Requirement:
Write every line out verbatim and omit the pictures.

** BEGIN Supplied records **

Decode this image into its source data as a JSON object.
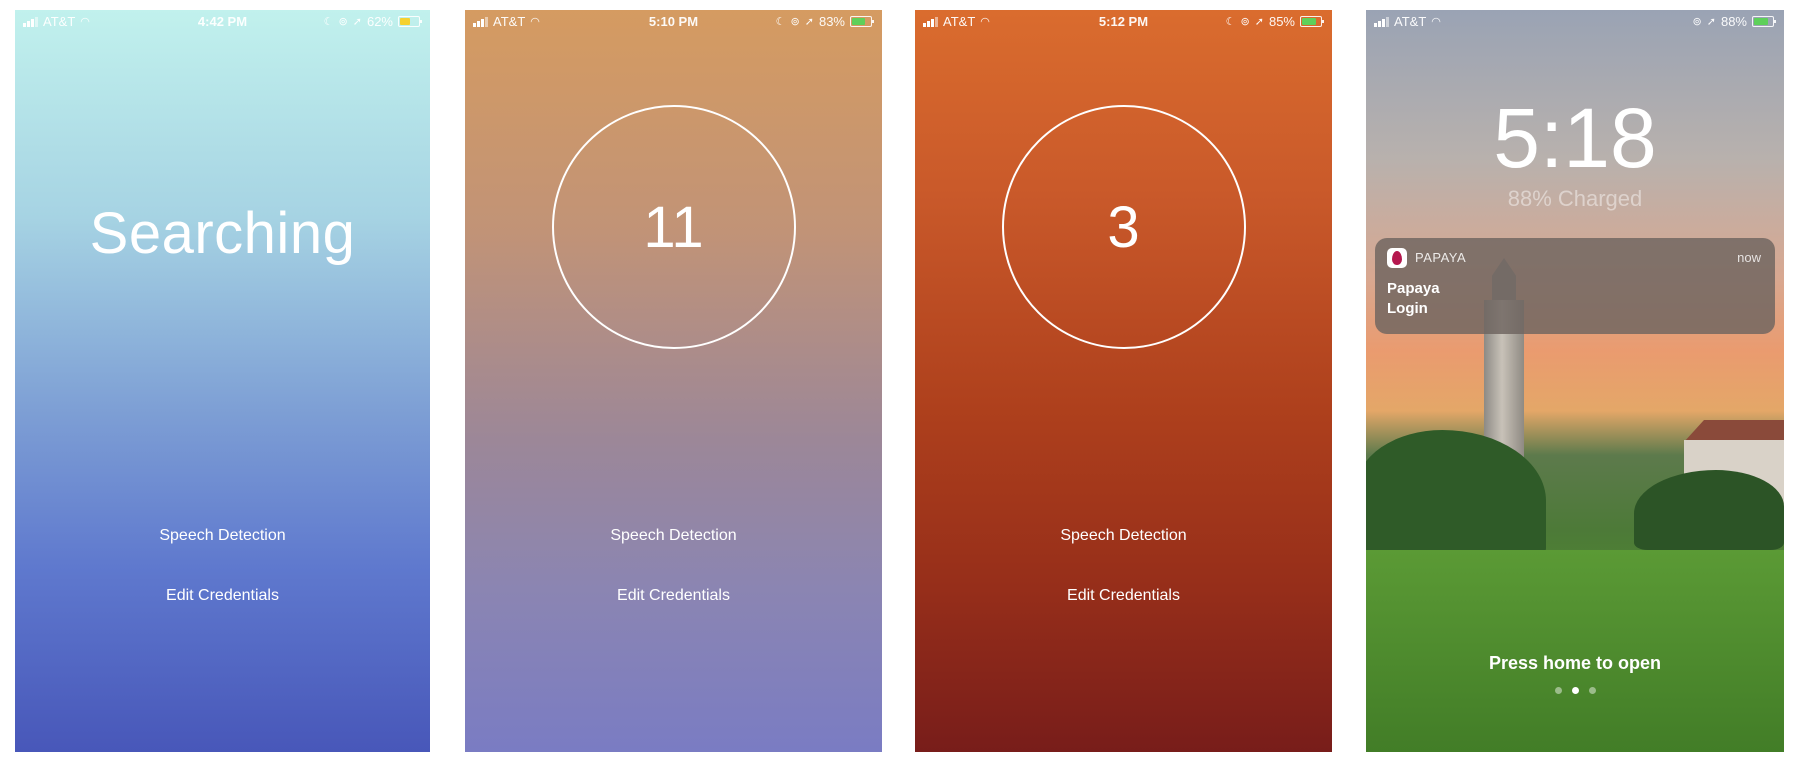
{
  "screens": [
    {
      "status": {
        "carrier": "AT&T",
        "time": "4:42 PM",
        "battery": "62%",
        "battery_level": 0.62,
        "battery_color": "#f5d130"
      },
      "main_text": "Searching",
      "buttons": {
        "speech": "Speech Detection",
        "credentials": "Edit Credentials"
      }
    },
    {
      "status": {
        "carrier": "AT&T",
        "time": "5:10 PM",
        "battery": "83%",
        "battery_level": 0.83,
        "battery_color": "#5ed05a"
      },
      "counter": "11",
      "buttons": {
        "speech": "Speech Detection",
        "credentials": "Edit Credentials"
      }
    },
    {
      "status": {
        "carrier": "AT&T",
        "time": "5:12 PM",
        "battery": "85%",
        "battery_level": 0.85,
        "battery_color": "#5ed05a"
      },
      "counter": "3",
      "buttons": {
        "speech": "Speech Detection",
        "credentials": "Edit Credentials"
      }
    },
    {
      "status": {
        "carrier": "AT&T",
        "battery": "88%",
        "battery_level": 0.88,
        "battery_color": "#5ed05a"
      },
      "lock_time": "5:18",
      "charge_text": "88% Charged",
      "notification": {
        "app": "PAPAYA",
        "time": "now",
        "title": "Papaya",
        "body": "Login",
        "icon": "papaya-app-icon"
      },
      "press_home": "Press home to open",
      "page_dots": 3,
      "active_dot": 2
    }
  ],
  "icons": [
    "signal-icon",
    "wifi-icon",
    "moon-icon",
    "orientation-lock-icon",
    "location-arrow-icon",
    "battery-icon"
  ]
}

** END Supplied records **

Task response:
Decode this image into its source data as a JSON object.
{
  "screens": [
    {
      "status": {
        "carrier": "AT&T",
        "time": "4:42 PM",
        "battery": "62%",
        "battery_level": 0.62,
        "battery_color": "#f5d130"
      },
      "main_text": "Searching",
      "buttons": {
        "speech": "Speech Detection",
        "credentials": "Edit Credentials"
      }
    },
    {
      "status": {
        "carrier": "AT&T",
        "time": "5:10 PM",
        "battery": "83%",
        "battery_level": 0.83,
        "battery_color": "#5ed05a"
      },
      "counter": "11",
      "buttons": {
        "speech": "Speech Detection",
        "credentials": "Edit Credentials"
      }
    },
    {
      "status": {
        "carrier": "AT&T",
        "time": "5:12 PM",
        "battery": "85%",
        "battery_level": 0.85,
        "battery_color": "#5ed05a"
      },
      "counter": "3",
      "buttons": {
        "speech": "Speech Detection",
        "credentials": "Edit Credentials"
      }
    },
    {
      "status": {
        "carrier": "AT&T",
        "battery": "88%",
        "battery_level": 0.88,
        "battery_color": "#5ed05a"
      },
      "lock_time": "5:18",
      "charge_text": "88% Charged",
      "notification": {
        "app": "PAPAYA",
        "time": "now",
        "title": "Papaya",
        "body": "Login",
        "icon": "papaya-app-icon"
      },
      "press_home": "Press home to open",
      "page_dots": 3,
      "active_dot": 2
    }
  ],
  "icons": [
    "signal-icon",
    "wifi-icon",
    "moon-icon",
    "orientation-lock-icon",
    "location-arrow-icon",
    "battery-icon"
  ]
}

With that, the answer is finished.